## [Task description]
Copy each line of the entries beneath that contains the word "icon".

▶

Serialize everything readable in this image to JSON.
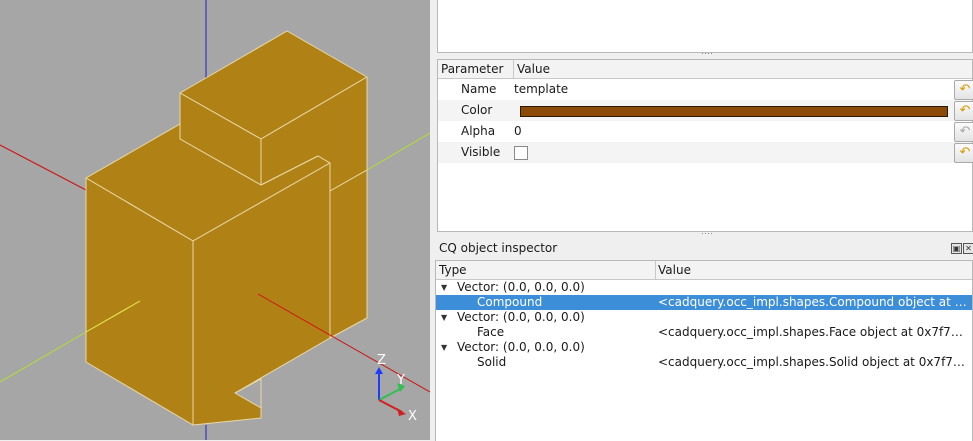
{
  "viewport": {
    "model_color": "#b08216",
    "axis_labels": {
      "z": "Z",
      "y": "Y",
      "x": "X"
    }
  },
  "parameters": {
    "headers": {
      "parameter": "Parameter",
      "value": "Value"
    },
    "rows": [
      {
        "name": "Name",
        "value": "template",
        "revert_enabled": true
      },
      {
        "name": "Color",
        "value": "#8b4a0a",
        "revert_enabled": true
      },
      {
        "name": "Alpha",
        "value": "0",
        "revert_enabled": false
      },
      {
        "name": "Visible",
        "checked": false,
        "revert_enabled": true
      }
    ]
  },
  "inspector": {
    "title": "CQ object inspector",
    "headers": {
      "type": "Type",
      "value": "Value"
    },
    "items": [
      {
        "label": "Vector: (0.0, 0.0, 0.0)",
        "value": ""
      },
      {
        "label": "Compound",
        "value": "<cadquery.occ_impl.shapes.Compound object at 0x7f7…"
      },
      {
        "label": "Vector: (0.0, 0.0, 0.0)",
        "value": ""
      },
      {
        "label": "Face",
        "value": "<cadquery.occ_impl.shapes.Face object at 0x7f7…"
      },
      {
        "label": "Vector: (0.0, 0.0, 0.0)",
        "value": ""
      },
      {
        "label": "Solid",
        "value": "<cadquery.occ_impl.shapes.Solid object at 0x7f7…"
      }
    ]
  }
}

◀
▶

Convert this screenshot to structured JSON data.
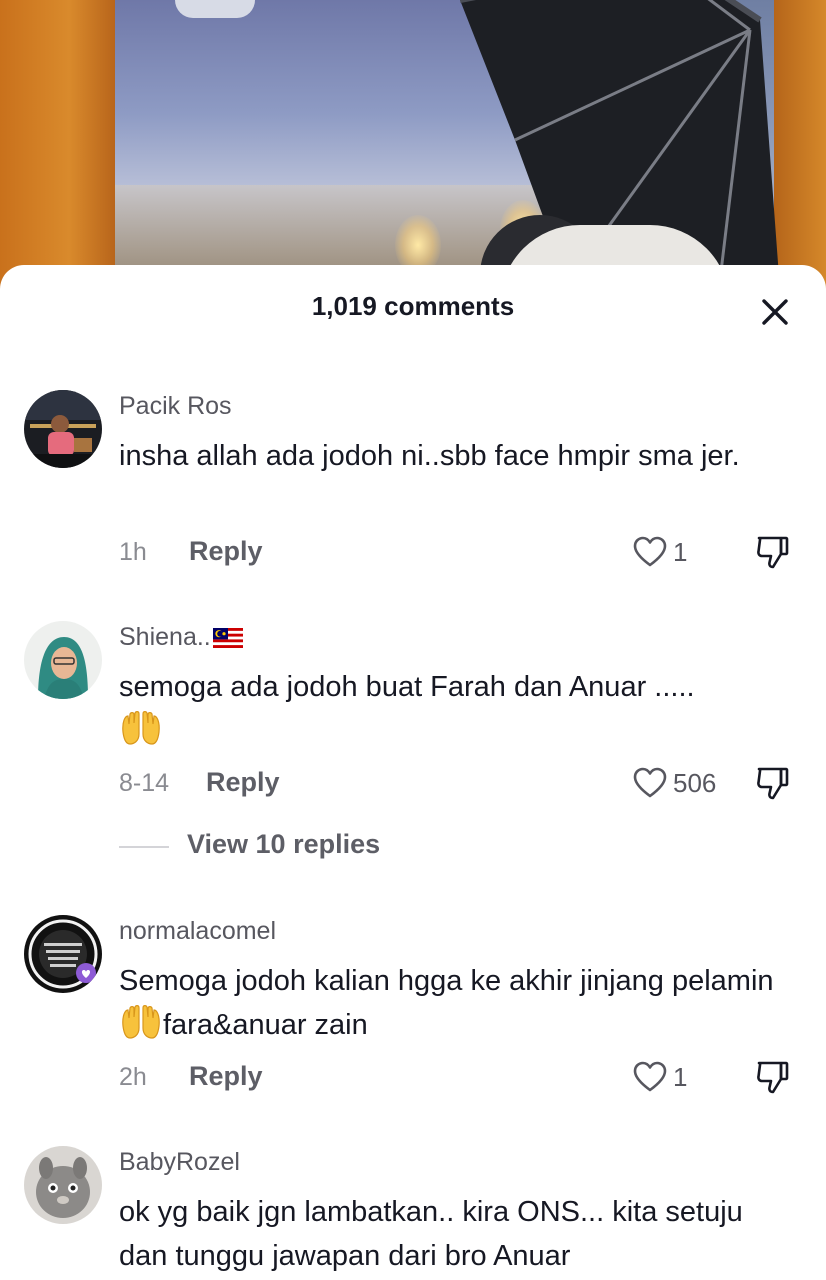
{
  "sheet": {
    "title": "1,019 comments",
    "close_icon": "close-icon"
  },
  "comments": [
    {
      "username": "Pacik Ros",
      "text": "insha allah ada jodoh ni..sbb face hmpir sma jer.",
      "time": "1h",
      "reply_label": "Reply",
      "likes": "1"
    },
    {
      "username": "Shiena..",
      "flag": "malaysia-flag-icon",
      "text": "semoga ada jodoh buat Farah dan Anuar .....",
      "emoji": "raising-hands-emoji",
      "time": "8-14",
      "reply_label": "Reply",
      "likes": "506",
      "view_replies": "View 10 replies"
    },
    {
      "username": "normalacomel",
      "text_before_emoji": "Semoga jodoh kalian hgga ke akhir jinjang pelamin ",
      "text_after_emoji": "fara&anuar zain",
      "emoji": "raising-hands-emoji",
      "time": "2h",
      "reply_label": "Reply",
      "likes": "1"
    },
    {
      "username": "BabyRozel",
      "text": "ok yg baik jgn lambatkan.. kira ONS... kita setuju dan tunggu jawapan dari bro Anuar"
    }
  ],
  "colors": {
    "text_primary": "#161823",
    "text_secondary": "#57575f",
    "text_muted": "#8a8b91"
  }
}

◀
▶

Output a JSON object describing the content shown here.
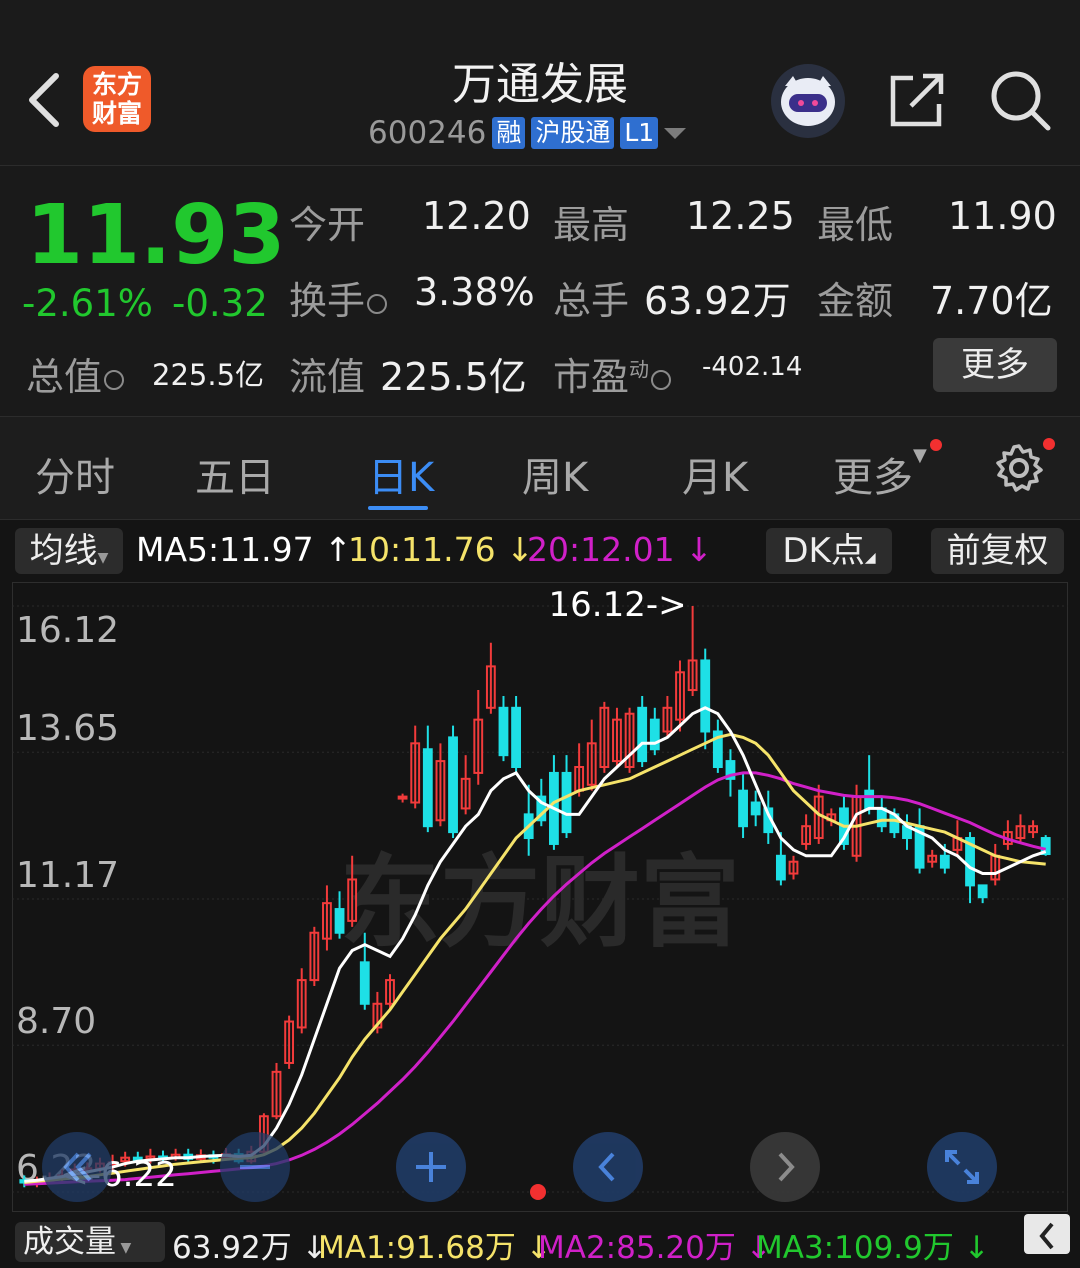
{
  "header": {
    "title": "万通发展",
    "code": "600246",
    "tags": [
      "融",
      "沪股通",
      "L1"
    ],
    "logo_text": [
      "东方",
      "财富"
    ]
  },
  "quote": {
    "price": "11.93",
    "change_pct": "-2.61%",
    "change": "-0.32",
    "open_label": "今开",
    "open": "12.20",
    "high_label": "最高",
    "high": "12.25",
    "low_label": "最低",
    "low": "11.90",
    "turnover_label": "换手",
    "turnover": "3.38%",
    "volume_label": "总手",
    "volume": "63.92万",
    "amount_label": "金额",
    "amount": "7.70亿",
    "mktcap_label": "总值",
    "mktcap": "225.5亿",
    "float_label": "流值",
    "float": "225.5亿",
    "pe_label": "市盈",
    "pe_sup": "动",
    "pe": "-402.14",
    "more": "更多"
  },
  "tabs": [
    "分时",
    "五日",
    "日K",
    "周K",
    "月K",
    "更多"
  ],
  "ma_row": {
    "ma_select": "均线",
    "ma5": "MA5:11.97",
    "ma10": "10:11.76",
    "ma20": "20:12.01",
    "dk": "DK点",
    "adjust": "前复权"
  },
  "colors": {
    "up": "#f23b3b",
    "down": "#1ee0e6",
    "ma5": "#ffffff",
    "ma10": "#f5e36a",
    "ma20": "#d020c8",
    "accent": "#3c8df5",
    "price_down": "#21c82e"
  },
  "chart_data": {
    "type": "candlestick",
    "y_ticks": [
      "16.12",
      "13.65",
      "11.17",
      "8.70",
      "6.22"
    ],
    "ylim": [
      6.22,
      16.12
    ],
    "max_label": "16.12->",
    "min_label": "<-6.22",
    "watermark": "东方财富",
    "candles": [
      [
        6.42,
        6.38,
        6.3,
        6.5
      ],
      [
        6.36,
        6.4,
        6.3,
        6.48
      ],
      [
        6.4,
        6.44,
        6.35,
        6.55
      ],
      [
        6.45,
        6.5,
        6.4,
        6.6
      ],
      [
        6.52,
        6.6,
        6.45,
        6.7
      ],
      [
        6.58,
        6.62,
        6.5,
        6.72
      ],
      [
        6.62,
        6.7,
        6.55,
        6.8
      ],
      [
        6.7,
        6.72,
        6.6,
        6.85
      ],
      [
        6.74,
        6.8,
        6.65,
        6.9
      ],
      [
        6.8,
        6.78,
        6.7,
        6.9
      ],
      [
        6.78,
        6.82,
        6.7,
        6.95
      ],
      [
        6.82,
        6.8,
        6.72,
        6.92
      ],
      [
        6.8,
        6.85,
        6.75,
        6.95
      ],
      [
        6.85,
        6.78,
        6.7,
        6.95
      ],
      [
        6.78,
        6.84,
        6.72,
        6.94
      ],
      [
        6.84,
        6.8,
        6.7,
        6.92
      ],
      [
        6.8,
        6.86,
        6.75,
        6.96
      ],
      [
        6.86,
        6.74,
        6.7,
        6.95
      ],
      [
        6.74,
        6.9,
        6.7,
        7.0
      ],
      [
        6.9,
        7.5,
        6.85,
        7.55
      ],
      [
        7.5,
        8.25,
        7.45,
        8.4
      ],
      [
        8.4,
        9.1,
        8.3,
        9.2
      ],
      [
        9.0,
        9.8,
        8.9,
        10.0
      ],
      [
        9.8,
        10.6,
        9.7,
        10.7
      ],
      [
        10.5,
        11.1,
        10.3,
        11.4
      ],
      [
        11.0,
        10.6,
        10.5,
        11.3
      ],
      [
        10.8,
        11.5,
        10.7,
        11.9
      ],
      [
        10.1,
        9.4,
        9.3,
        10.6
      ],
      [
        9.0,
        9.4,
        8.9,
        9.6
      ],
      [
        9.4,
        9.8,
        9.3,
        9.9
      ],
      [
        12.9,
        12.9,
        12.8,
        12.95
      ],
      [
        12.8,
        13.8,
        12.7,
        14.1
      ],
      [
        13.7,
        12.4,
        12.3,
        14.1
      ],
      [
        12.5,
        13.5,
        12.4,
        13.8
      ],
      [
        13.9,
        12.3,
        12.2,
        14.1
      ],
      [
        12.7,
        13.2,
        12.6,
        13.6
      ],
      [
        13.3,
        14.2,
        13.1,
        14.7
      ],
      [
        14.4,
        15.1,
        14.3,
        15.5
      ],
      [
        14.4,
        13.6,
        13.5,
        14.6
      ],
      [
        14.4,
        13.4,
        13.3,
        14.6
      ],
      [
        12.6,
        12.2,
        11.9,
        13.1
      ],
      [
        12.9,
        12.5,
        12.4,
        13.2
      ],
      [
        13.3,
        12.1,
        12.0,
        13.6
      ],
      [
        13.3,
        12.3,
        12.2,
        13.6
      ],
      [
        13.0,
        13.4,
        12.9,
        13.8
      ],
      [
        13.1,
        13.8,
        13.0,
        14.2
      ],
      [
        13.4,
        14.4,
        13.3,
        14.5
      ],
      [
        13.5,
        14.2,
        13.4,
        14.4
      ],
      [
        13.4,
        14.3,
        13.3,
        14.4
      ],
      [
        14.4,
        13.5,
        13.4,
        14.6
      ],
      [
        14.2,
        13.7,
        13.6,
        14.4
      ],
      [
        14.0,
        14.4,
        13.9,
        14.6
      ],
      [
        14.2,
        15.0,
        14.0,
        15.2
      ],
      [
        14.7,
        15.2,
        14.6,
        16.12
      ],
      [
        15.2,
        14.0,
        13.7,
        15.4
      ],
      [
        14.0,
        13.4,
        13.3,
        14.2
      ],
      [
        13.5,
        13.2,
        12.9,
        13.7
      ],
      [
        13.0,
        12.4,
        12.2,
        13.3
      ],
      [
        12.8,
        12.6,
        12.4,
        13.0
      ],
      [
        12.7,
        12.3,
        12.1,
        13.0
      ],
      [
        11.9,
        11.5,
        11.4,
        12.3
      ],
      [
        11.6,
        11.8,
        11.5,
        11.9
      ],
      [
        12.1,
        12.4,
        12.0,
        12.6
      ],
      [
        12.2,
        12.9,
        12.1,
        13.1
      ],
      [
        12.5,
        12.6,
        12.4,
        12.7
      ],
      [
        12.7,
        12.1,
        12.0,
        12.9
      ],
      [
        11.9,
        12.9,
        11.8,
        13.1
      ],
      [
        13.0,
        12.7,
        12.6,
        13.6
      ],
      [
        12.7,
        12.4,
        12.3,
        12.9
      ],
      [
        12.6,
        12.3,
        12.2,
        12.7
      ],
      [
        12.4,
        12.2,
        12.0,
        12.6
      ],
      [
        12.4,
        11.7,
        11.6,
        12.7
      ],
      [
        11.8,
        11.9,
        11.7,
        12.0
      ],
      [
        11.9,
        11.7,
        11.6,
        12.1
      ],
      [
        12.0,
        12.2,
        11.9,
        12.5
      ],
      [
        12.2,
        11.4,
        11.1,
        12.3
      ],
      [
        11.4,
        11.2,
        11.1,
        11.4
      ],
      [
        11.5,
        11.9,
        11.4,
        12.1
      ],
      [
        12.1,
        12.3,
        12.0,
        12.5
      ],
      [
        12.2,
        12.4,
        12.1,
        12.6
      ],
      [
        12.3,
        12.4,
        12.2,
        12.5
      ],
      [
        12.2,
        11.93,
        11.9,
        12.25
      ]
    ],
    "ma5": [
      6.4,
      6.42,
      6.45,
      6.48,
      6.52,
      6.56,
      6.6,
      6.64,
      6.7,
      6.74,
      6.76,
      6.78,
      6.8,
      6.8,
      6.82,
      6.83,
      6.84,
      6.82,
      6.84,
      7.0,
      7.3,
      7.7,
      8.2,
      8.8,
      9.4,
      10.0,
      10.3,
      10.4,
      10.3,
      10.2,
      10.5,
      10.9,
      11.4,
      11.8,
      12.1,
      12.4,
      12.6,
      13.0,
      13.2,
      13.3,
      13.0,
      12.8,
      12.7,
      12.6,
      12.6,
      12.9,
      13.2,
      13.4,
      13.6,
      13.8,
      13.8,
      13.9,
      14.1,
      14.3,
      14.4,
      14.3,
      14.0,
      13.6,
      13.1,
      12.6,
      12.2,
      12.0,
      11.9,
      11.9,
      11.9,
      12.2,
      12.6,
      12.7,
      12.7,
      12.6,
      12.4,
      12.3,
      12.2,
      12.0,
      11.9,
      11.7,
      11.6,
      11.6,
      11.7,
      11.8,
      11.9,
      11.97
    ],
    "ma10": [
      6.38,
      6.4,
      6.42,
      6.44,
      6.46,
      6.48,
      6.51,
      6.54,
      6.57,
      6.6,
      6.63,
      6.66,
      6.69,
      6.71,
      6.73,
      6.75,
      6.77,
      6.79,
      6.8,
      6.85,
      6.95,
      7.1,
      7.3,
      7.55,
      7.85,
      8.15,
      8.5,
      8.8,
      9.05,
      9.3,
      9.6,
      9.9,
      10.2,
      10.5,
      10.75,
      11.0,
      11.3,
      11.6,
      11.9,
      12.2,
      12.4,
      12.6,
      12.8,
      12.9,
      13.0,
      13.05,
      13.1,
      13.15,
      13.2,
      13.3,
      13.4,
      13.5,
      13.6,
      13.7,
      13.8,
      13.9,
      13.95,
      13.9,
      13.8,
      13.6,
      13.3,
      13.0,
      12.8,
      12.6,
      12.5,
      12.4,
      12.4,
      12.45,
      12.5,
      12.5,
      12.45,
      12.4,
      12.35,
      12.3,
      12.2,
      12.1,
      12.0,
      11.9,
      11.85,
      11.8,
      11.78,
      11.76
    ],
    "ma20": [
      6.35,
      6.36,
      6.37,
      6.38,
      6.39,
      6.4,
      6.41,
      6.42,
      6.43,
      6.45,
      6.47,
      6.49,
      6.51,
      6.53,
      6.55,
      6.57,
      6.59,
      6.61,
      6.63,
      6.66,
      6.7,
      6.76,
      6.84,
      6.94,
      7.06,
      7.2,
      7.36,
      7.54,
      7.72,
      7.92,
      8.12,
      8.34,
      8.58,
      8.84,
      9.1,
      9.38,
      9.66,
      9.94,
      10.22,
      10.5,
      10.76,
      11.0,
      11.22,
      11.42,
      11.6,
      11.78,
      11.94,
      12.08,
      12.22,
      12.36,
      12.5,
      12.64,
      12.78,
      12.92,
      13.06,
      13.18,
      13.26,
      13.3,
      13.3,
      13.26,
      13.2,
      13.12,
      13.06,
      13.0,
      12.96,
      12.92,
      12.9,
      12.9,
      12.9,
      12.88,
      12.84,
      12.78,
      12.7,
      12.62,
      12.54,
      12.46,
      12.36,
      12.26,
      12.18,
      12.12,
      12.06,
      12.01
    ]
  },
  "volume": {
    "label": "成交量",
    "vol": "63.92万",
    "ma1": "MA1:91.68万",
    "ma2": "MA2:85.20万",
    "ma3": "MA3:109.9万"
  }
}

◀

## [Answer to this exercise]
    "close_icon": "close-icon"
      "flag": "malaysia-flag-icon",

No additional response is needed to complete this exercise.